### What is asked
Copy down every line where the string "protéique" shows up.

Records about charts and figures
##########
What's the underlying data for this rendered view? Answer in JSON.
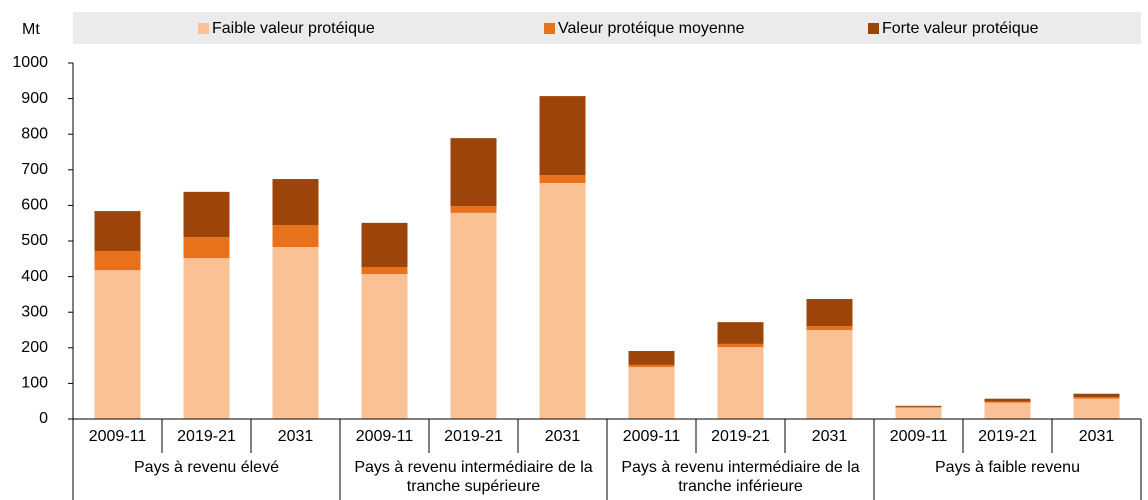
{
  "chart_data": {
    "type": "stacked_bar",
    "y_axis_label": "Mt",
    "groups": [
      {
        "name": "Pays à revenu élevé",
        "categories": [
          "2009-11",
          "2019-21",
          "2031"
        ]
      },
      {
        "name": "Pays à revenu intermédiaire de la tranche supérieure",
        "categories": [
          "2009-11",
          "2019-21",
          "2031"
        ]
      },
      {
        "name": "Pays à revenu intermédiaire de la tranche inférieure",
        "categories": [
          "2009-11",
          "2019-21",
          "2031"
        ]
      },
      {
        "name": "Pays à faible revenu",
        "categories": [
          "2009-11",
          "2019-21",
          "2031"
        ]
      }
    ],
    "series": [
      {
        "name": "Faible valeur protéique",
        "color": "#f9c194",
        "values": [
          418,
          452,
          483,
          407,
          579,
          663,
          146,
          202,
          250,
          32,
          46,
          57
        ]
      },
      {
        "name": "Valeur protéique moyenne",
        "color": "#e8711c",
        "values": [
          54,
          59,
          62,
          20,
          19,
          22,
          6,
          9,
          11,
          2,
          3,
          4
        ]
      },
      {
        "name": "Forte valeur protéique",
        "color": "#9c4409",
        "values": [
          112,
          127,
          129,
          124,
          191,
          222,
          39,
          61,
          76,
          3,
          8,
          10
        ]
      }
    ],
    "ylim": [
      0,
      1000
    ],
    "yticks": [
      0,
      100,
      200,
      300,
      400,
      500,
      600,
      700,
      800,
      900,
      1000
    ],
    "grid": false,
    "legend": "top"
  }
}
##########
### Result of this task
        "name": "Faible valeur protéique",
        "name": "Valeur protéique moyenne",
        "name": "Forte valeur protéique",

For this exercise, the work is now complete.